» Problem details: From the entries provided below, copy each line that contains the word "wish".

═══ Task inputs ═══

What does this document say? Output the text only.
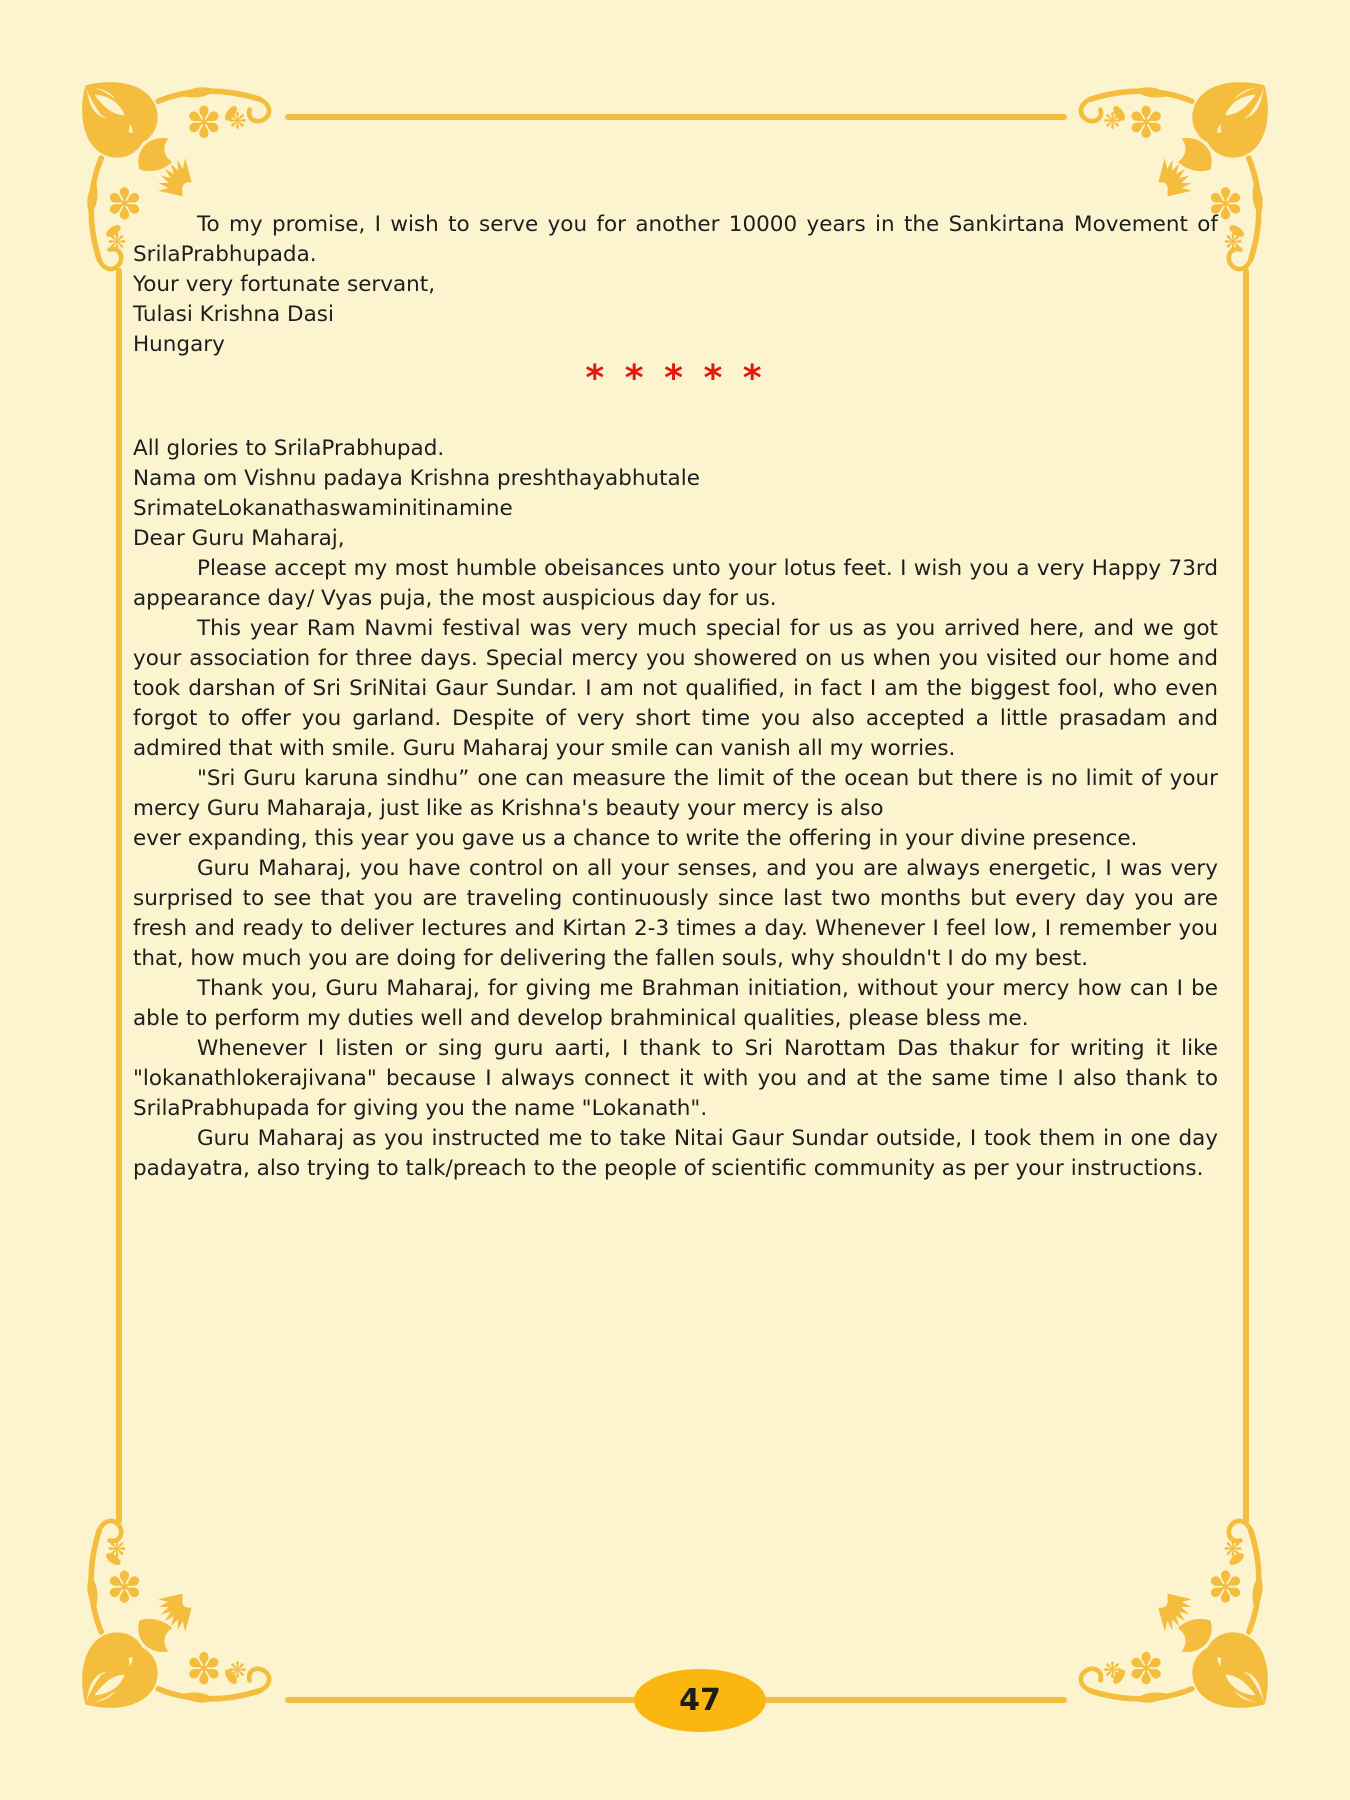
To my promise, I wish to serve you for another 10000 years in the Sankirtana Movement of SrilaPrabhupada.

Your very fortunate servant,

Tulasi Krishna Dasi

Hungary

* * * * *

All glories to SrilaPrabhupad.

Nama om Vishnu padaya Krishna preshthayabhutale

SrimateLokanathaswaminitinamine

Dear Guru Maharaj,

Please accept my most humble obeisances unto your lotus feet. I wish you a very Happy 73rd appearance day/ Vyas puja, the most auspicious day for us.

This year Ram Navmi festival was very much special for us as you arrived here, and we got your association for three days. Special mercy you showered on us when you visited our home and took darshan of Sri SriNitai Gaur Sundar. I am not qualified, in fact I am the biggest fool, who even forgot to offer you garland. Despite of very short time you also accepted a little prasadam and admired that with smile. Guru Maharaj your smile can vanish all my worries.

"Sri Guru karuna sindhu” one can measure the limit of the ocean but there is no limit of your mercy Guru Maharaja, just like as Krishna's beauty your mercy is also

ever expanding, this year you gave us a chance to write the offering in your divine presence.

Guru Maharaj, you have control on all your senses, and you are always energetic, I was very surprised to see that you are traveling continuously since last two months but every day you are fresh and ready to deliver lectures and Kirtan 2-3 times a day. Whenever I feel low, I remember you that, how much you are doing for delivering the fallen souls, why shouldn't I do my best.

Thank you, Guru Maharaj, for giving me Brahman initiation, without your mercy how can I be able to perform my duties well and develop brahminical qualities, please bless me.

Whenever I listen or sing guru aarti, I thank to Sri Narottam Das thakur for writing it like "lokanathlokerajivana" because I always connect it with you and at the same time I also thank to SrilaPrabhupada for giving you the name "Lokanath".

Guru Maharaj as you instructed me to take Nitai Gaur Sundar outside, I took them in one day padayatra, also trying to talk/preach to the people of scientific community as per your instructions.

47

═══

» Final answer:
To my promise, I wish to serve you for another 10000 years in the Sankirtana Movement of SrilaPrabhupada.
Please accept my most humble obeisances unto your lotus feet. I wish you a very Happy 73rd appearance day/ Vyas puja, the most auspicious day for us.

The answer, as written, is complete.